DIRECTIVE: Every entry that follows needs to be repeated exactly.

Data entries for graphics:
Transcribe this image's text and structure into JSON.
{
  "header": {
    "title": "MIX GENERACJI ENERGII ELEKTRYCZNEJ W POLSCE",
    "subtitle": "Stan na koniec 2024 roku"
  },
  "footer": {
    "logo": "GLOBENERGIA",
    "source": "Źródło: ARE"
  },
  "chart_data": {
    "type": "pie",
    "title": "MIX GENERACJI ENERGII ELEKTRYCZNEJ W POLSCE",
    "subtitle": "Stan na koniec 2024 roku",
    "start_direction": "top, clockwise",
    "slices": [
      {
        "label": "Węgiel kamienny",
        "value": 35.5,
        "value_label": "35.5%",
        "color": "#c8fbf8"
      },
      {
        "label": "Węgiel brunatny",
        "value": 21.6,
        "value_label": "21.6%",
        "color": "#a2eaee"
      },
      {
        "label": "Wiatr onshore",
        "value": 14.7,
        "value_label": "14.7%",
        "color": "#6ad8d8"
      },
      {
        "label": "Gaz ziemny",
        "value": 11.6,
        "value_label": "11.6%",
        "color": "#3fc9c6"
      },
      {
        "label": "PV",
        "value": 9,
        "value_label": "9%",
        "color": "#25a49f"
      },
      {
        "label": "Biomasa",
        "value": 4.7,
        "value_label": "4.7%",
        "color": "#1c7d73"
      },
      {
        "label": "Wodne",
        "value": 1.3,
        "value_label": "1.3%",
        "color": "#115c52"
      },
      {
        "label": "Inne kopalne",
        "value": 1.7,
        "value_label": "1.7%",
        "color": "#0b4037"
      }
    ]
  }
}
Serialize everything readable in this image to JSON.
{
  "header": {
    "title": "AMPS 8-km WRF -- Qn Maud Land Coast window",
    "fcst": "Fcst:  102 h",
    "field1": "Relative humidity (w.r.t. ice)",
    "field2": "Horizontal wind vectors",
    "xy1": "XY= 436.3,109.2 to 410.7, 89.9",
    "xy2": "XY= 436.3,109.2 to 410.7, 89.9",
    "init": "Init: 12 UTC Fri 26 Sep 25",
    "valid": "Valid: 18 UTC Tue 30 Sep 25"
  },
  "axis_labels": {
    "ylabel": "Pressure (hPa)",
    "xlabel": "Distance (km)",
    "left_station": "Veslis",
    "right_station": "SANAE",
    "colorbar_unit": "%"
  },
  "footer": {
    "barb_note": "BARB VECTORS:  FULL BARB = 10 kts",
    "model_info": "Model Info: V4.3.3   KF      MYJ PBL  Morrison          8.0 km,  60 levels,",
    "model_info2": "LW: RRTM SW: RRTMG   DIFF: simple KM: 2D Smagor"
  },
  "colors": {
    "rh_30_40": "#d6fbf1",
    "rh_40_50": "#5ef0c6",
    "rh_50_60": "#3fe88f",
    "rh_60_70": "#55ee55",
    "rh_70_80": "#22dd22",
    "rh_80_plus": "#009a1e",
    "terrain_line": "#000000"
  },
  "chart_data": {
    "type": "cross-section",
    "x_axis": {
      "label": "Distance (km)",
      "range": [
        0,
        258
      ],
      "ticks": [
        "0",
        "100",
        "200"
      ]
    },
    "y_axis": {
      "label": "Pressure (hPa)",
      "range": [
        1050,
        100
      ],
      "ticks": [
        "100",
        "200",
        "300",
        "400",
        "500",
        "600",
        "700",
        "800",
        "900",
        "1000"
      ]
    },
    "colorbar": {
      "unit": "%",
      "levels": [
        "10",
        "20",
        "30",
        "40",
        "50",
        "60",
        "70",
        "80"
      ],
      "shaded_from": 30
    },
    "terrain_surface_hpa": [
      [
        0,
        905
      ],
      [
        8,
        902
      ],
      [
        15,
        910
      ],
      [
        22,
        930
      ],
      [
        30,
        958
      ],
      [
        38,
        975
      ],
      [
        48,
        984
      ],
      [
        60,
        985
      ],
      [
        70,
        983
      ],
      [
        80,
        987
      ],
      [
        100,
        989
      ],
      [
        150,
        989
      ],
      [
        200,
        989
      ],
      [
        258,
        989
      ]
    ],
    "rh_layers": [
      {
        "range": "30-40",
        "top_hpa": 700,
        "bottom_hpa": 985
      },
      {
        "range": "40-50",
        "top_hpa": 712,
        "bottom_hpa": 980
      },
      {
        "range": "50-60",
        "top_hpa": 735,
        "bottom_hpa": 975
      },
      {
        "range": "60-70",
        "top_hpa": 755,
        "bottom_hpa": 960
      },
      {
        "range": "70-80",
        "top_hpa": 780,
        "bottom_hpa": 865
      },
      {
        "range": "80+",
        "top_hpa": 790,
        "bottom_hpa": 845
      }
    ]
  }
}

RESULT:
Transcribe this image's text and structure into JSON.
{
  "header": {
    "title": "MIX GENERACJI ENERGII ELEKTRYCZNEJ W POLSCE",
    "subtitle": "Stan na koniec 2024 roku"
  },
  "footer": {
    "logo": "GLOBENERGIA",
    "source": "Źródło: ARE"
  },
  "chart_data": {
    "type": "pie",
    "title": "MIX GENERACJI ENERGII ELEKTRYCZNEJ W POLSCE",
    "subtitle": "Stan na koniec 2024 roku",
    "start_direction": "top, clockwise",
    "slices": [
      {
        "label": "Węgiel kamienny",
        "value": 35.5,
        "value_label": "35.5%",
        "color": "#c8fbf8"
      },
      {
        "label": "Węgiel brunatny",
        "value": 21.6,
        "value_label": "21.6%",
        "color": "#a2eaee"
      },
      {
        "label": "Wiatr onshore",
        "value": 14.7,
        "value_label": "14.7%",
        "color": "#6ad8d8"
      },
      {
        "label": "Gaz ziemny",
        "value": 11.6,
        "value_label": "11.6%",
        "color": "#3fc9c6"
      },
      {
        "label": "PV",
        "value": 9,
        "value_label": "9%",
        "color": "#25a49f"
      },
      {
        "label": "Biomasa",
        "value": 4.7,
        "value_label": "4.7%",
        "color": "#1c7d73"
      },
      {
        "label": "Wodne",
        "value": 1.3,
        "value_label": "1.3%",
        "color": "#115c52"
      },
      {
        "label": "Inne kopalne",
        "value": 1.7,
        "value_label": "1.7%",
        "color": "#0b4037"
      }
    ]
  }
}
Serialize everything readable in this image to JSON.
{
  "header": {
    "title": "AMPS 8-km WRF -- Qn Maud Land Coast window",
    "fcst": "Fcst:  102 h",
    "field1": "Relative humidity (w.r.t. ice)",
    "field2": "Horizontal wind vectors",
    "xy1": "XY= 436.3,109.2 to 410.7, 89.9",
    "xy2": "XY= 436.3,109.2 to 410.7, 89.9",
    "init": "Init: 12 UTC Fri 26 Sep 25",
    "valid": "Valid: 18 UTC Tue 30 Sep 25"
  },
  "axis_labels": {
    "ylabel": "Pressure (hPa)",
    "xlabel": "Distance (km)",
    "left_station": "Veslis",
    "right_station": "SANAE",
    "colorbar_unit": "%"
  },
  "footer": {
    "barb_note": "BARB VECTORS:  FULL BARB = 10 kts",
    "model_info": "Model Info: V4.3.3   KF      MYJ PBL  Morrison          8.0 km,  60 levels,",
    "model_info2": "LW: RRTM SW: RRTMG   DIFF: simple KM: 2D Smagor"
  },
  "colors": {
    "rh_30_40": "#d6fbf1",
    "rh_40_50": "#5ef0c6",
    "rh_50_60": "#3fe88f",
    "rh_60_70": "#55ee55",
    "rh_70_80": "#22dd22",
    "rh_80_plus": "#009a1e",
    "terrain_line": "#000000"
  },
  "chart_data": {
    "type": "cross-section",
    "x_axis": {
      "label": "Distance (km)",
      "range": [
        0,
        258
      ],
      "ticks": [
        "0",
        "100",
        "200"
      ]
    },
    "y_axis": {
      "label": "Pressure (hPa)",
      "range": [
        1050,
        100
      ],
      "ticks": [
        "100",
        "200",
        "300",
        "400",
        "500",
        "600",
        "700",
        "800",
        "900",
        "1000"
      ]
    },
    "colorbar": {
      "unit": "%",
      "levels": [
        "10",
        "20",
        "30",
        "40",
        "50",
        "60",
        "70",
        "80"
      ],
      "shaded_from": 30
    },
    "terrain_surface_hpa": [
      [
        0,
        905
      ],
      [
        8,
        902
      ],
      [
        15,
        910
      ],
      [
        22,
        930
      ],
      [
        30,
        958
      ],
      [
        38,
        975
      ],
      [
        48,
        984
      ],
      [
        60,
        985
      ],
      [
        70,
        983
      ],
      [
        80,
        987
      ],
      [
        100,
        989
      ],
      [
        150,
        989
      ],
      [
        200,
        989
      ],
      [
        258,
        989
      ]
    ],
    "rh_layers": [
      {
        "range": "30-40",
        "top_hpa": 700,
        "bottom_hpa": 985
      },
      {
        "range": "40-50",
        "top_hpa": 712,
        "bottom_hpa": 980
      },
      {
        "range": "50-60",
        "top_hpa": 735,
        "bottom_hpa": 975
      },
      {
        "range": "60-70",
        "top_hpa": 755,
        "bottom_hpa": 960
      },
      {
        "range": "70-80",
        "top_hpa": 780,
        "bottom_hpa": 865
      },
      {
        "range": "80+",
        "top_hpa": 790,
        "bottom_hpa": 845
      }
    ]
  }
}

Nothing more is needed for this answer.